## WRITTEN INSTRUCTION
Will you write out the data exactly, excluding every picture?
[START OF DATASET EXTRACT]
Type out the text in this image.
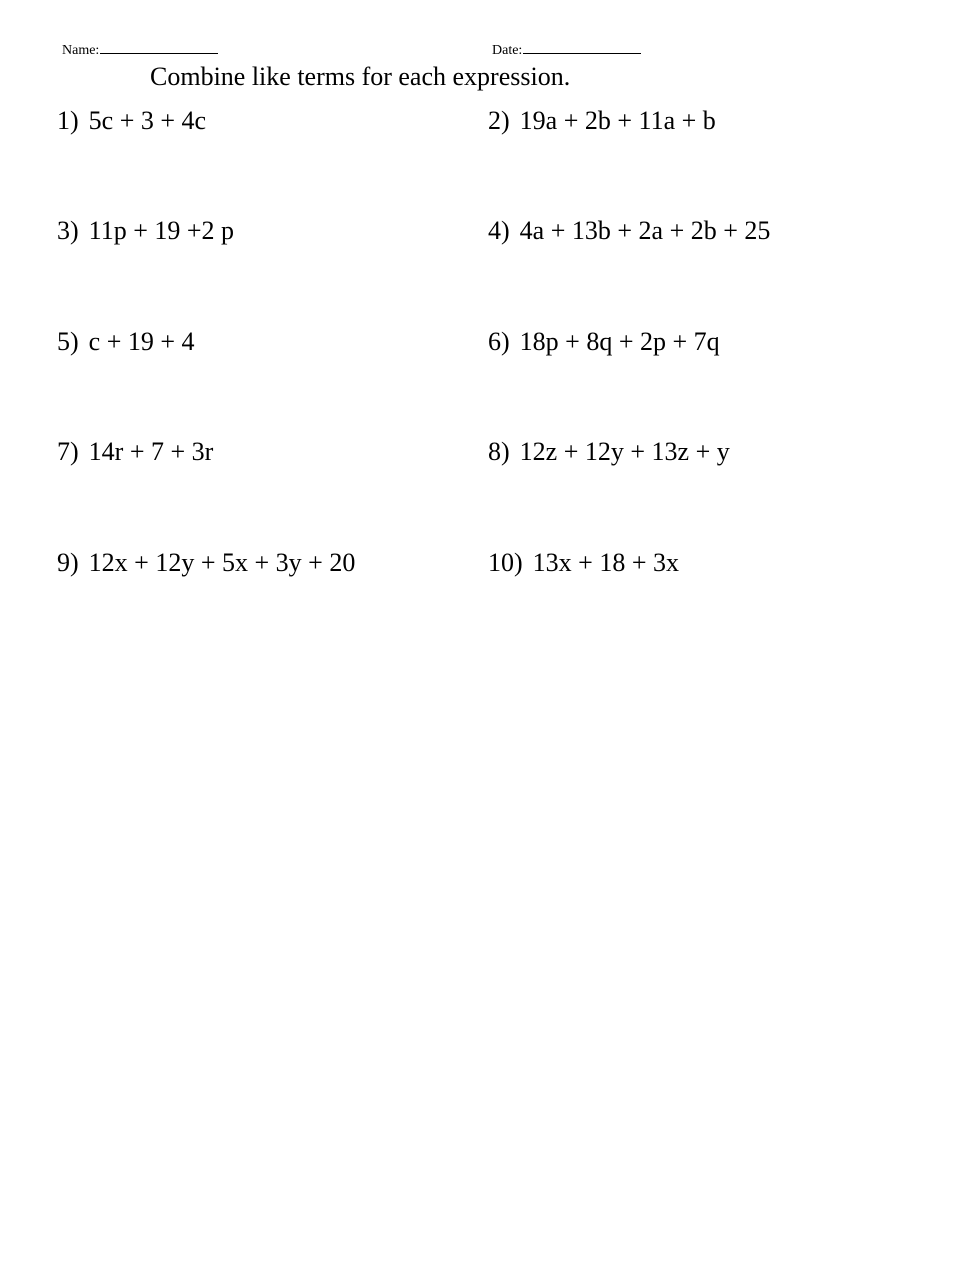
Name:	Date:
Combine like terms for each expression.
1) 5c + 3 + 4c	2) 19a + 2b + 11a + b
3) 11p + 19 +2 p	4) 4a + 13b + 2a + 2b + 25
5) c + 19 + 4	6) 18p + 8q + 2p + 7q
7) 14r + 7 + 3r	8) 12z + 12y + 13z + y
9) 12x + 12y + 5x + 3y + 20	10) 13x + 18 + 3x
[END OF DATASET EXTRACT]
## FULL RESPONSE
Type out the text in this image.
Name:	Date:
Combine like terms for each expression.
1) 5c + 3 + 4c	2) 19a + 2b + 11a + b
3) 11p + 19 +2 p	4) 4a + 13b + 2a + 2b + 25
5) c + 19 + 4	6) 18p + 8q + 2p + 7q
7) 14r + 7 + 3r	8) 12z + 12y + 13z + y
9) 12x + 12y + 5x + 3y + 20	10) 13x + 18 + 3x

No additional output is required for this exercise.